Set exercise.
Collect all lines containing the word "information" from the data.

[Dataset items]
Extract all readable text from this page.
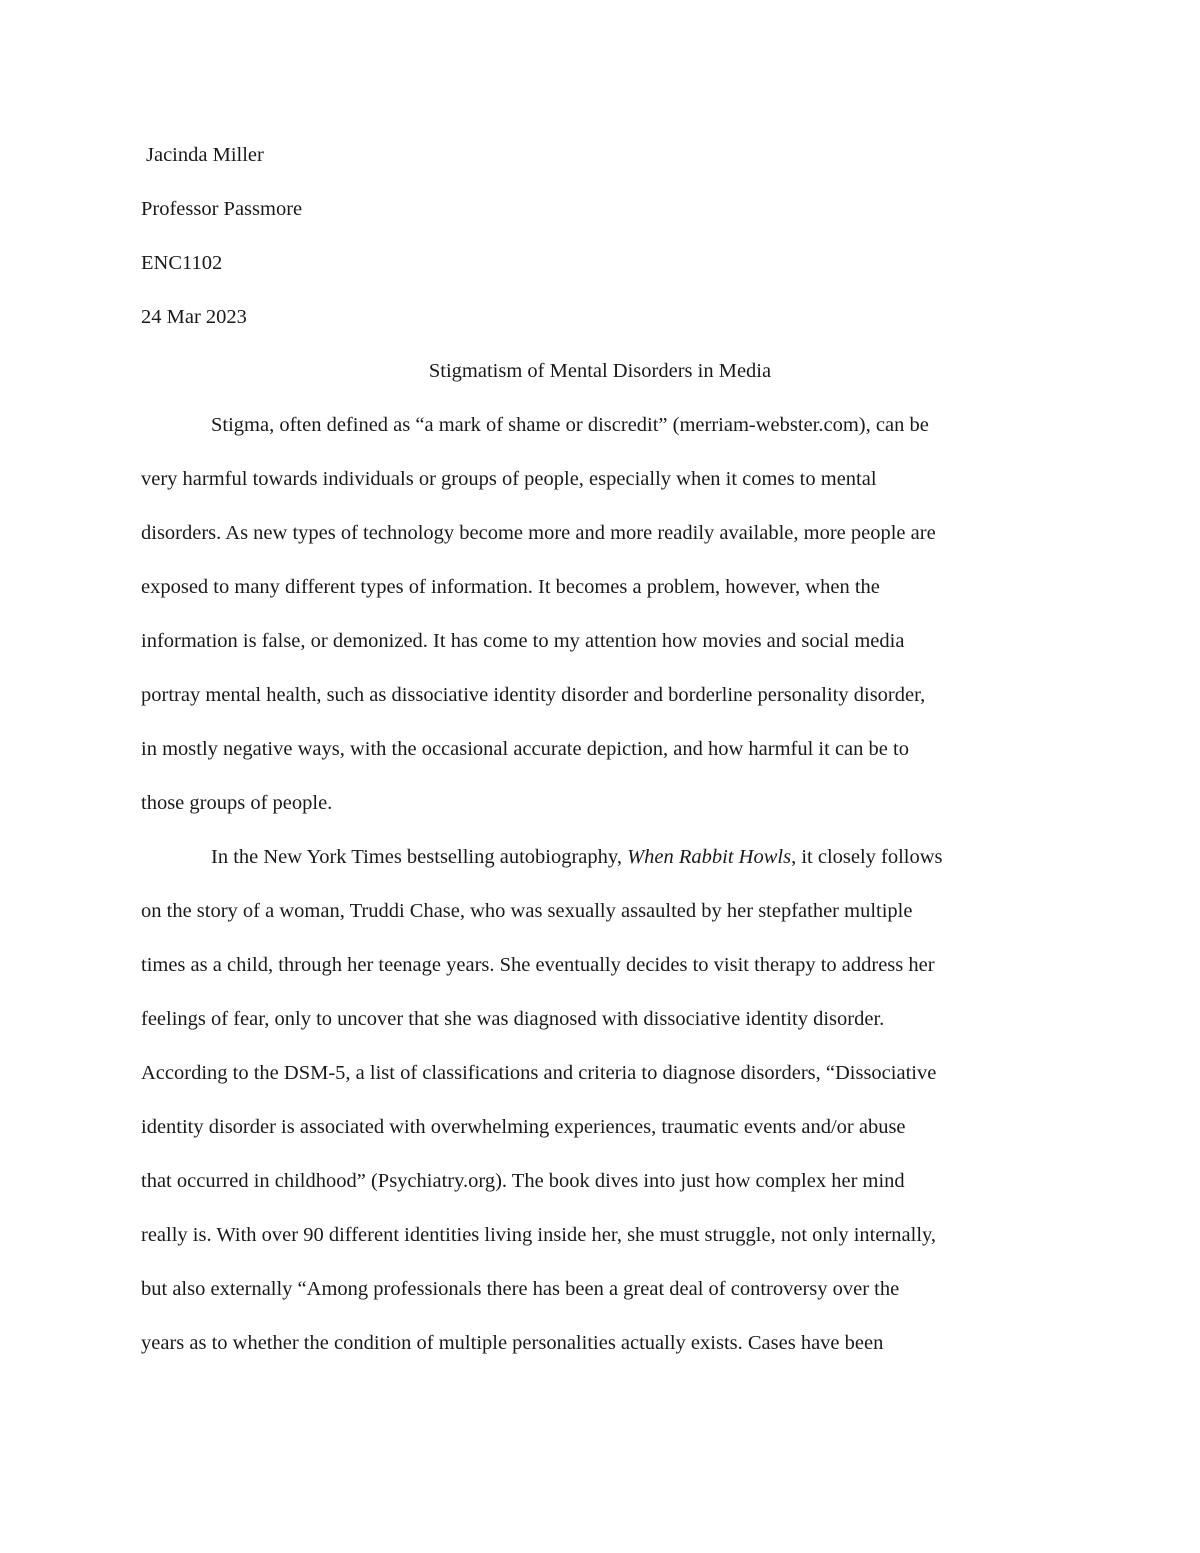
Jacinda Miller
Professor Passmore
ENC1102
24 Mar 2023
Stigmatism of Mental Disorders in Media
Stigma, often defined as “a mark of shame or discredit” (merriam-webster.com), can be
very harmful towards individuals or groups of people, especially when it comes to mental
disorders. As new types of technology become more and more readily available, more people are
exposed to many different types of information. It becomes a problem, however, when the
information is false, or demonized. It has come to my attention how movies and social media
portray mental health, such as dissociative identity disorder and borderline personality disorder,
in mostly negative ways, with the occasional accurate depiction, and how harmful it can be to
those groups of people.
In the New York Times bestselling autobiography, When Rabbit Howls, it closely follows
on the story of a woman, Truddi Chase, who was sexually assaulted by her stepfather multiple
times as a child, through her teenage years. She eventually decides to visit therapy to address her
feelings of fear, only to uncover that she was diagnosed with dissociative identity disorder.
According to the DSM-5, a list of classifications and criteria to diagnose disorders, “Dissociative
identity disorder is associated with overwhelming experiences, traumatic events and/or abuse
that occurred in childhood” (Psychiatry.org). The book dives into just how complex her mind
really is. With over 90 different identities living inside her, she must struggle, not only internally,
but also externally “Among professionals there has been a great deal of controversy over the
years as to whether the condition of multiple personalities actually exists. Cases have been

Solution for this task.
exposed to many different types of information. It becomes a problem, however, when the
information is false, or demonized. It has come to my attention how movies and social media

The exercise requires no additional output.